- TAREFA PROPOSTA 1 -
Com base no trecho sobre o Plano Nova Indústria, responda:
(a) Na missão 4, qual é a meta de digitalização dos processos do parque industrial até 2033 e qual é o percentual atual?
(b) Em quanto a missão 5 pretende reduzir a emissão de CO2 na indústria até 2033?
(c) Qual foi o valor do último empréstimo que o BNDES tomou ao Tesouro Nacional, e em que ano?

- TRECHO DE ORIGEM -

<<<<

Nas demais missões, metas como essas pretendem traduzir numericamente resultados que devem vir de uma série de medidas que, ancoradas em normas técnicas e critérios de financiamento de projetos e obras, têm o objetivo maior de adensar as cadeias produtivas e dotá-las de maior complexidade tecnológica, ou maior valor agregado. Outro exemplo: na missão 4, que trata de digitalização e indústria 4.0, o objetivo expresso até 2033 é digitalizar 90% de todos os processos do parque industrial, frente aos atuais 23,5%.

Na missão 5, que trata de bioeconomia e transição energética, o objetivo maior é reduzir em 30% a emissão de CO2 na indústria até 2033, além de aumentar em 50% o uso de biocombustíveis no transporte, no mesmo período. Hoje, essa energia responde por apenas 21,4%. A missão 6, da indústria de defesa, quer obter 50% de autonomia na produção de artefatos e tecnologias no setor.

Para chegar lá, o plano adota princípios de incentivo à indústria brasileira que diminuam a dependência externa, portanto ampliem a capacidade exportadora de bens manufaturados. Um desses princípios é ampliar a parcela de compras públicas junto a fornecedores nacionais, em projetos como o PAC, por exemplo, e em mecanização da agricultura. Os percentuais obrigatórios dessas compras serão definidos pelo CNDI e por câmaras interministeriais, em cada área.

Outro princípio é a inovação tecnológica, na base de pesquisa e desenvolvimento de produtos cada vez mais sustentáveis do ponto de vista ambiental. As análises de crédito para projetos serão subordinadas a esses objetivos, entre outros.

Não há risco de descontrole fiscal, diz ministro

Geraldo Alckmin reforçou a garantia de que o plano de modernização e expansão da indústria não vai romper metas fiscais nem onerar o Tesouro. Em entrevista à imprensa, disse que o BNDES não vai tomar dinheiro emprestado da União para uso no Plano Nova Indústria.

A insistente pergunta tem origem no último empréstimo que o BNDES tomou ao Tesouro Nacional, de R$ 440 bi, em 2014. O banco afirma que o empréstimo já foi pago. Corre nas redes sociais outro boato, o de que o dinheiro teria financiado países. O BNDES nega, e diz que em gestões petistas apenas financiou projetos nacionais em solo estrangeiro.

O plano não tem nenhum problema de natureza fiscal, o foco não é esse”, disse Alckmin, ao jornal Valor Econômico. “Ninguém tem mais compromisso com a responsabilidade fiscal do que eu”. O ministro garantiu que o governo não injetará dinheiro no BNDES e que empréstimos com taxas de juros de longo prazo (TJLP) não serão feitos. Ou seja, não haverá estouro da meta fiscal em função do novo plano.

>>>>

(Listagem de origem)
<<<<

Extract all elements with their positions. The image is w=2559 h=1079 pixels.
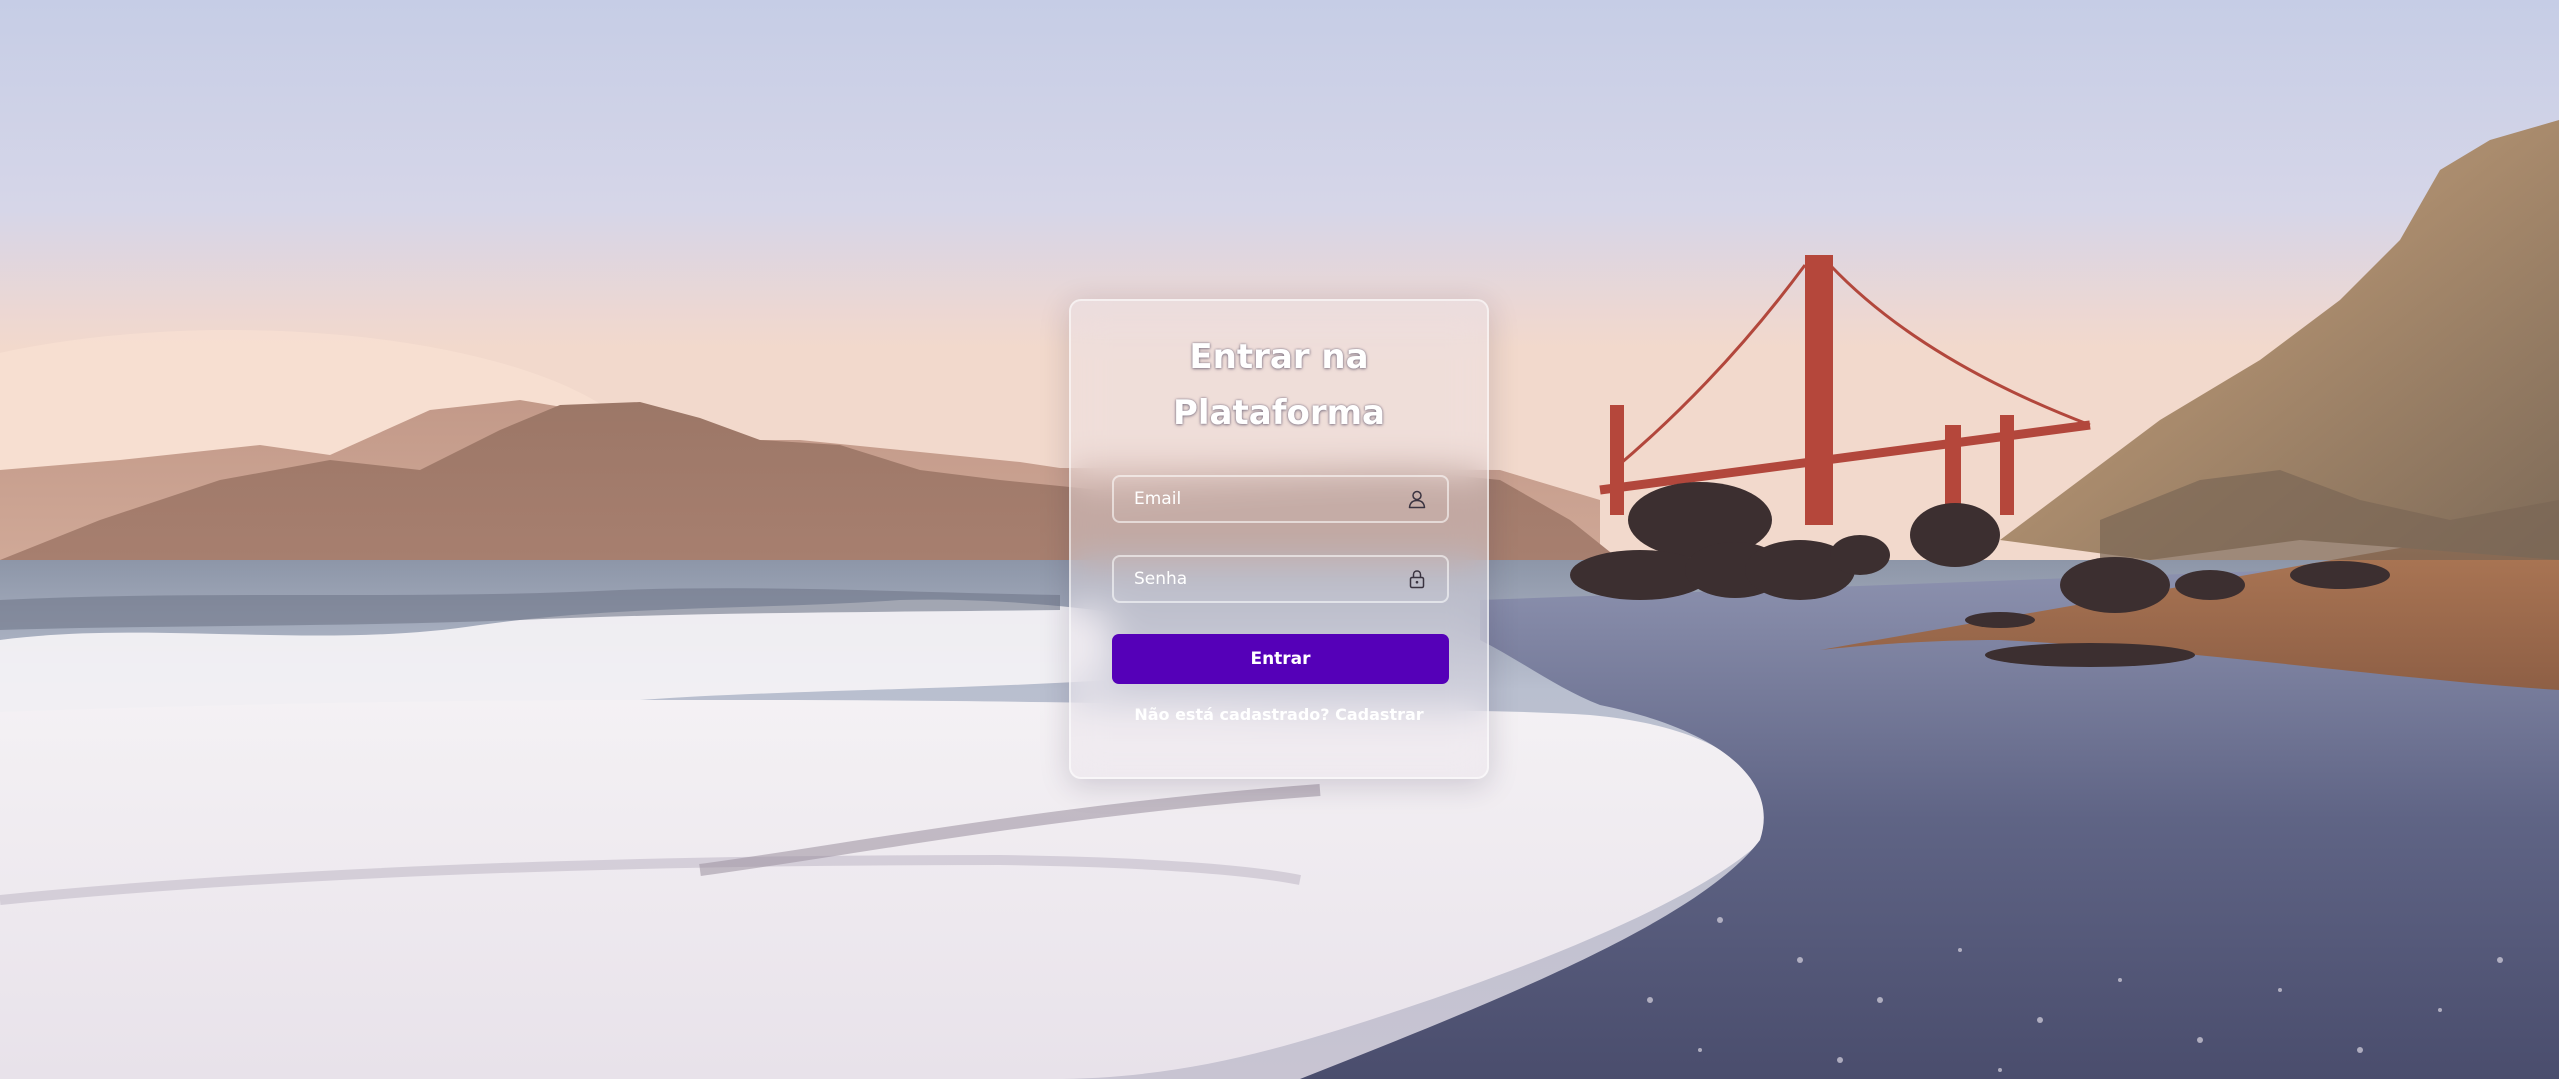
register-link[interactable]: Cadastrar <box>1335 705 1424 724</box>
login-card: Entrar na Plataforma Entrar Não está cad… <box>1069 299 1489 779</box>
lock-icon <box>1409 570 1425 589</box>
register-prompt: Não está cadastrado? <box>1134 705 1336 724</box>
email-input[interactable] <box>1114 477 1394 521</box>
register-row: Não está cadastrado? Cadastrar <box>1071 705 1487 724</box>
password-field[interactable] <box>1112 555 1449 603</box>
login-title-line-2: Plataforma <box>1172 393 1385 433</box>
login-title: Entrar na Plataforma <box>1071 329 1487 441</box>
login-title-line-1: Entrar na <box>1189 337 1369 377</box>
password-input[interactable] <box>1114 557 1394 601</box>
email-field[interactable] <box>1112 475 1449 523</box>
user-icon <box>1408 490 1426 509</box>
login-button[interactable]: Entrar <box>1112 634 1449 684</box>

>>>>

- TAREFA PROPOSTA 2 -
Reproduza sem alterações as linhas da listagem que vão da linha com "register-link[interactable]: Cadastrar <box>1335" até a linha com "login-title-line-1: Entrar na", incluindo ambas.

- RESULTADO 1 -
(a) Digitalizar 90% dos processos, frente aos atuais 23,5%.
(b) Em 30%.
(c) R$ 440 bi, em 2014.

- RESULTADO 2 -
register-link[interactable]: Cadastrar <box>1335 705 1424 724</box>
login-card: Entrar na Plataforma Entrar Não está cad… <box>1069 299 1489 779</box>
lock-icon <box>1409 570 1425 589</box>
register-prompt: Não está cadastrado? <box>1134 705 1336 724</box>
email-input[interactable] <box>1114 477 1394 521</box>
register-row: Não está cadastrado? Cadastrar <box>1071 705 1487 724</box>
password-field[interactable] <box>1112 555 1449 603</box>
login-title-line-2: Plataforma <box>1172 393 1385 433</box>
login-title: Entrar na Plataforma <box>1071 329 1487 441</box>
login-title-line-1: Entrar na <box>1189 337 1369 377</box>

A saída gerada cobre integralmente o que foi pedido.